### Text excerpt

# # # # #

# Tired of rainy couch time



## CaptHarry (Oct 13, 2007)

I'm tired of all this F'n rain 
Sometimes you just gotta go, rain or not 
Aside from the rain, it was slow, but I've had worse days. The best part though, at least it was cool and not blazing hot, no jet skis, no one else around, all to myself.
Had schools of lady fish and spanish blitzing and going nuts. One slot red, a samich sized grouper, life could be worse.

Let's kick it off with some rain









My shoes bring the sunshine on a cloudy day 









How about some more rain


















......and, how about soem running in the rain :thumbsup:


----------



## MoganMan (Feb 24, 2013)

Looks like a good day to me! Certainly beats my day.


----------



## NoMoSurf (Oct 2, 2007)

Yep, sick of the couch here too.... But I'm too far from the coast to just say "screw it" and go anyway...

I was playing with my 6/0 in the living room this afternoon. My wife looked at me like I was stupid while I was making "drag" sounds... haha


----------



## deltacreekflies (Oct 25, 2012)

NICE grouper ....... damn the torpedoes and full speed ahead... because rain at 45mph hurts like ......yep


----------



## flyfisher (May 31, 2008)

*Things can change in a hurry, huh?*

I was looking back at some old posts. Like you, when I read this I thought it would never stop raining and the water would never clear up.

I had to run to the beach today for work (no fishing) but it looked beautiful along the beach.


----------

# # # # #

Stored data entries

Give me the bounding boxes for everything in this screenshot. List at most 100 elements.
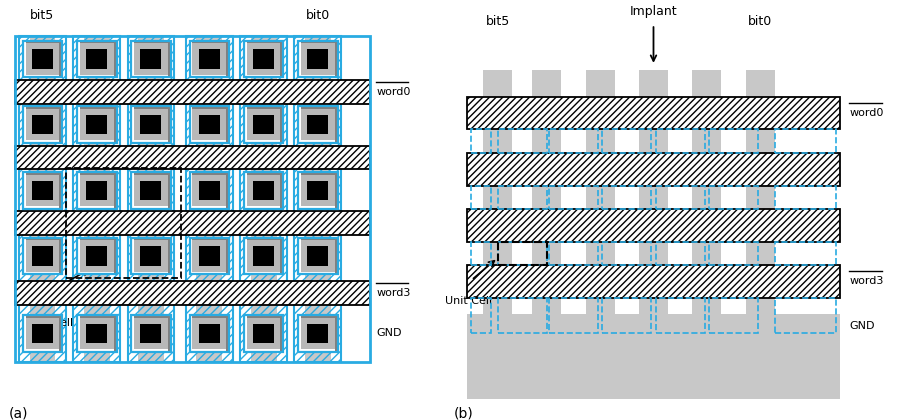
Bar (23, 238, 25, 274)
Text: word0: word0 (376, 87, 411, 97)
Bar (23, 238, 63, 240)
Bar (77, 106, 116, 109)
Bar (709, 241, 758, 265)
Bar (307, 115, 328, 134)
Bar (709, 129, 758, 152)
Text: bit0: bit0 (306, 9, 330, 22)
Bar (280, 41, 283, 77)
Bar (23, 172, 63, 209)
Bar (77, 41, 116, 43)
Bar (132, 106, 171, 143)
Bar (77, 238, 116, 274)
Bar (77, 41, 116, 77)
Bar (240, 36, 287, 362)
Bar (298, 172, 337, 209)
Bar (23, 106, 25, 143)
Bar (295, 36, 341, 362)
Bar (472, 186, 492, 209)
Bar (253, 49, 274, 69)
Bar (86, 115, 107, 134)
Bar (244, 238, 283, 274)
Bar (549, 129, 598, 152)
Bar (244, 75, 283, 77)
Bar (132, 172, 171, 209)
Bar (138, 36, 164, 362)
Bar (23, 140, 63, 143)
Bar (298, 238, 337, 240)
Bar (190, 172, 192, 209)
Bar (132, 206, 171, 209)
Bar (73, 36, 120, 362)
Bar (141, 115, 161, 134)
Bar (240, 36, 287, 362)
Bar (244, 315, 283, 352)
Bar (77, 315, 116, 352)
Bar (298, 315, 337, 352)
Bar (132, 238, 171, 240)
Bar (335, 106, 337, 143)
Bar (549, 241, 598, 265)
Bar (244, 106, 283, 143)
Bar (226, 315, 229, 352)
Bar (472, 129, 492, 152)
Bar (132, 272, 171, 274)
Bar (226, 106, 229, 143)
Bar (656, 297, 705, 333)
Bar (467, 152, 840, 186)
Bar (77, 106, 116, 143)
Bar (244, 172, 283, 209)
Bar (132, 172, 171, 175)
Bar (73, 36, 120, 362)
Bar (639, 70, 668, 341)
Bar (244, 41, 283, 43)
Bar (280, 315, 283, 352)
Bar (190, 106, 229, 109)
Bar (77, 315, 116, 318)
Bar (23, 315, 63, 318)
Bar (190, 206, 229, 209)
Bar (132, 106, 171, 143)
Bar (132, 106, 134, 143)
Bar (113, 315, 116, 352)
Bar (32, 49, 53, 69)
Text: word3: word3 (376, 288, 411, 298)
Bar (23, 106, 63, 143)
Bar (498, 241, 547, 265)
Text: (a): (a) (9, 407, 28, 420)
Bar (23, 172, 63, 175)
Bar (190, 172, 229, 209)
Bar (132, 172, 134, 209)
Bar (23, 206, 63, 209)
Bar (746, 70, 775, 341)
Bar (244, 41, 247, 77)
Bar (298, 206, 337, 209)
Bar (467, 265, 840, 297)
Bar (586, 70, 615, 341)
Bar (86, 323, 107, 343)
Bar (113, 41, 116, 77)
Bar (199, 181, 219, 200)
Bar (190, 172, 229, 175)
Bar (472, 241, 492, 265)
Bar (23, 172, 63, 209)
Bar (132, 238, 171, 274)
Bar (244, 140, 283, 143)
Bar (199, 246, 219, 266)
Bar (298, 349, 337, 352)
Bar (244, 315, 247, 352)
Bar (226, 172, 229, 209)
Bar (77, 41, 80, 77)
Bar (19, 36, 66, 362)
Bar (656, 129, 705, 152)
Bar (244, 106, 247, 143)
Bar (244, 106, 283, 143)
Bar (244, 315, 283, 318)
Bar (168, 315, 171, 352)
Bar (77, 315, 80, 352)
Bar (32, 115, 53, 134)
Bar (190, 41, 229, 43)
Bar (132, 349, 171, 352)
Bar (113, 172, 116, 209)
Bar (190, 238, 229, 240)
Bar (226, 41, 229, 77)
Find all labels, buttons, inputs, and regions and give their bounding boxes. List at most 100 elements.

# # # # #

Edit the rainy-day fishing thread between "## CaptHarry (Oct" and "could be worse.", inclusive, replacing "slow" with "quiet".

## CaptHarry (Oct 13, 2007)

I'm tired of all this F'n rain 
Sometimes you just gotta go, rain or not 
Aside from the rain, it was quiet, but I've had worse days. The best part though, at least it was cool and not blazing hot, no jet skis, no one else around, all to myself.
Had schools of lady fish and spanish blitzing and going nuts. One slot red, a samich sized grouper, life could be worse.